- **Request**: Transcribe the material verbatim in full; the pictures do not belong in the copy.

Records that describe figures
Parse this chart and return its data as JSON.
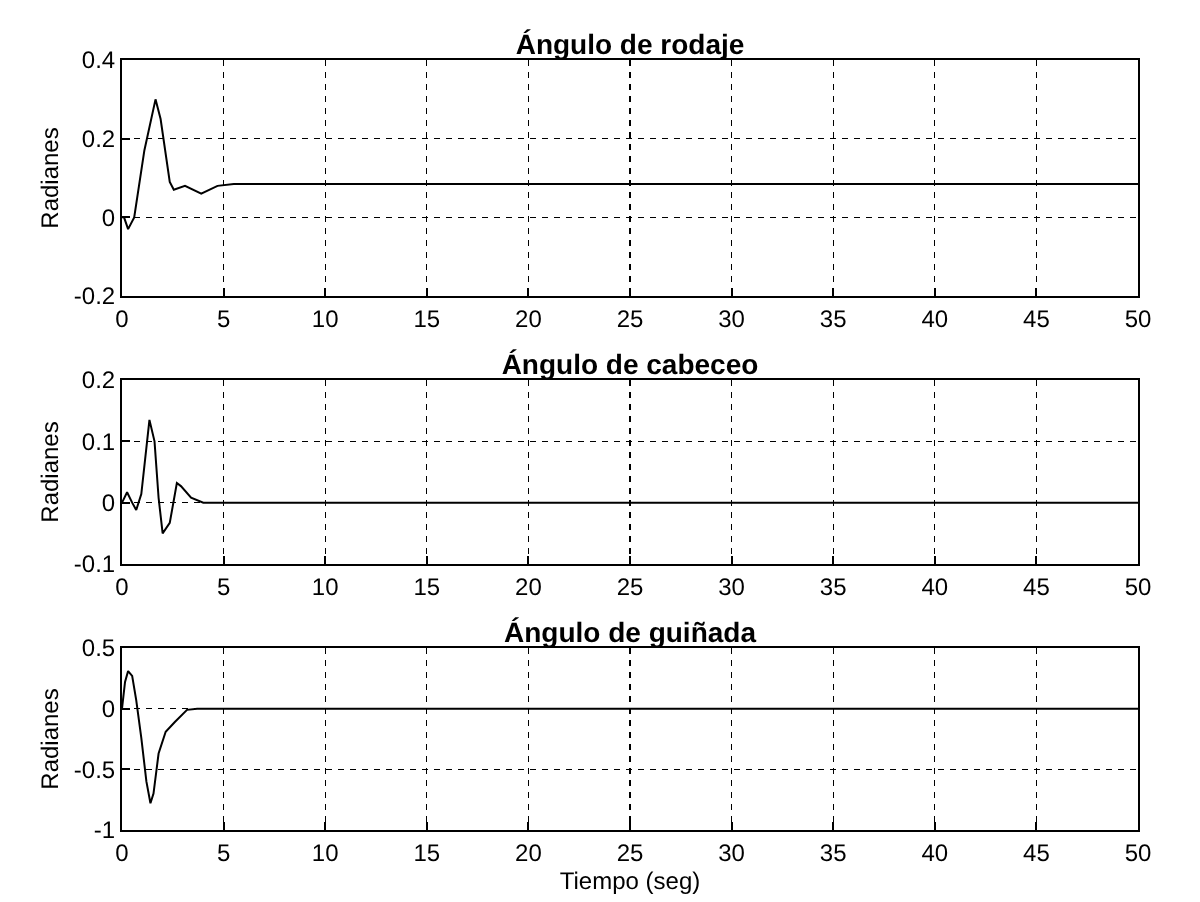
{
  "chart_data": [
    {
      "type": "line",
      "title": "Ángulo de rodaje",
      "ylabel": "Radianes",
      "x": [
        0,
        0.1,
        0.3,
        0.6,
        1.1,
        1.65,
        1.9,
        2.35,
        2.55,
        3.1,
        3.9,
        4.7,
        5.5,
        50
      ],
      "series": [
        {
          "color": "#000000",
          "values": [
            0,
            0,
            -0.03,
            0,
            0.17,
            0.3,
            0.25,
            0.09,
            0.07,
            0.08,
            0.06,
            0.08,
            0.085,
            0.085
          ]
        }
      ],
      "xlim": [
        0,
        50
      ],
      "xticks": [
        0,
        5,
        10,
        15,
        20,
        25,
        30,
        35,
        40,
        45,
        50
      ],
      "ylim": [
        -0.2,
        0.4
      ],
      "yticks": [
        -0.2,
        0,
        0.2,
        0.4
      ],
      "grid": true
    },
    {
      "type": "line",
      "title": "Ángulo de cabeceo",
      "ylabel": "Radianes",
      "x": [
        0,
        0.25,
        0.5,
        0.7,
        0.95,
        1.35,
        1.6,
        1.8,
        2.0,
        2.35,
        2.7,
        2.9,
        3.4,
        4,
        50
      ],
      "series": [
        {
          "color": "#000000",
          "values": [
            0,
            0.017,
            0,
            -0.012,
            0.014,
            0.135,
            0.1,
            0.008,
            -0.05,
            -0.033,
            0.032,
            0.027,
            0.008,
            0,
            0
          ]
        }
      ],
      "xlim": [
        0,
        50
      ],
      "xticks": [
        0,
        5,
        10,
        15,
        20,
        25,
        30,
        35,
        40,
        45,
        50
      ],
      "ylim": [
        -0.1,
        0.2
      ],
      "yticks": [
        -0.1,
        0,
        0.1,
        0.2
      ],
      "grid": true
    },
    {
      "type": "line",
      "title": "Ángulo de guiñada",
      "xlabel": "Tiempo (seg)",
      "ylabel": "Radianes",
      "x": [
        0,
        0.15,
        0.3,
        0.5,
        0.7,
        0.95,
        1.2,
        1.4,
        1.55,
        1.8,
        2.15,
        2.6,
        3.2,
        3.7,
        50
      ],
      "series": [
        {
          "color": "#000000",
          "values": [
            0,
            0.22,
            0.31,
            0.27,
            0.07,
            -0.24,
            -0.6,
            -0.78,
            -0.7,
            -0.37,
            -0.19,
            -0.11,
            -0.01,
            0,
            0
          ]
        }
      ],
      "xlim": [
        0,
        50
      ],
      "xticks": [
        0,
        5,
        10,
        15,
        20,
        25,
        30,
        35,
        40,
        45,
        50
      ],
      "ylim": [
        -1,
        0.5
      ],
      "yticks": [
        -1,
        -0.5,
        0,
        0.5
      ],
      "grid": true
    }
  ]
}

- **Task response**:
Parse this chart and return its data as JSON.
{
  "chart_data": [
    {
      "type": "line",
      "title": "Ángulo de rodaje",
      "ylabel": "Radianes",
      "x": [
        0,
        0.1,
        0.3,
        0.6,
        1.1,
        1.65,
        1.9,
        2.35,
        2.55,
        3.1,
        3.9,
        4.7,
        5.5,
        50
      ],
      "series": [
        {
          "color": "#000000",
          "values": [
            0,
            0,
            -0.03,
            0,
            0.17,
            0.3,
            0.25,
            0.09,
            0.07,
            0.08,
            0.06,
            0.08,
            0.085,
            0.085
          ]
        }
      ],
      "xlim": [
        0,
        50
      ],
      "xticks": [
        0,
        5,
        10,
        15,
        20,
        25,
        30,
        35,
        40,
        45,
        50
      ],
      "ylim": [
        -0.2,
        0.4
      ],
      "yticks": [
        -0.2,
        0,
        0.2,
        0.4
      ],
      "grid": true
    },
    {
      "type": "line",
      "title": "Ángulo de cabeceo",
      "ylabel": "Radianes",
      "x": [
        0,
        0.25,
        0.5,
        0.7,
        0.95,
        1.35,
        1.6,
        1.8,
        2.0,
        2.35,
        2.7,
        2.9,
        3.4,
        4,
        50
      ],
      "series": [
        {
          "color": "#000000",
          "values": [
            0,
            0.017,
            0,
            -0.012,
            0.014,
            0.135,
            0.1,
            0.008,
            -0.05,
            -0.033,
            0.032,
            0.027,
            0.008,
            0,
            0
          ]
        }
      ],
      "xlim": [
        0,
        50
      ],
      "xticks": [
        0,
        5,
        10,
        15,
        20,
        25,
        30,
        35,
        40,
        45,
        50
      ],
      "ylim": [
        -0.1,
        0.2
      ],
      "yticks": [
        -0.1,
        0,
        0.1,
        0.2
      ],
      "grid": true
    },
    {
      "type": "line",
      "title": "Ángulo de guiñada",
      "xlabel": "Tiempo (seg)",
      "ylabel": "Radianes",
      "x": [
        0,
        0.15,
        0.3,
        0.5,
        0.7,
        0.95,
        1.2,
        1.4,
        1.55,
        1.8,
        2.15,
        2.6,
        3.2,
        3.7,
        50
      ],
      "series": [
        {
          "color": "#000000",
          "values": [
            0,
            0.22,
            0.31,
            0.27,
            0.07,
            -0.24,
            -0.6,
            -0.78,
            -0.7,
            -0.37,
            -0.19,
            -0.11,
            -0.01,
            0,
            0
          ]
        }
      ],
      "xlim": [
        0,
        50
      ],
      "xticks": [
        0,
        5,
        10,
        15,
        20,
        25,
        30,
        35,
        40,
        45,
        50
      ],
      "ylim": [
        -1,
        0.5
      ],
      "yticks": [
        -1,
        -0.5,
        0,
        0.5
      ],
      "grid": true
    }
  ]
}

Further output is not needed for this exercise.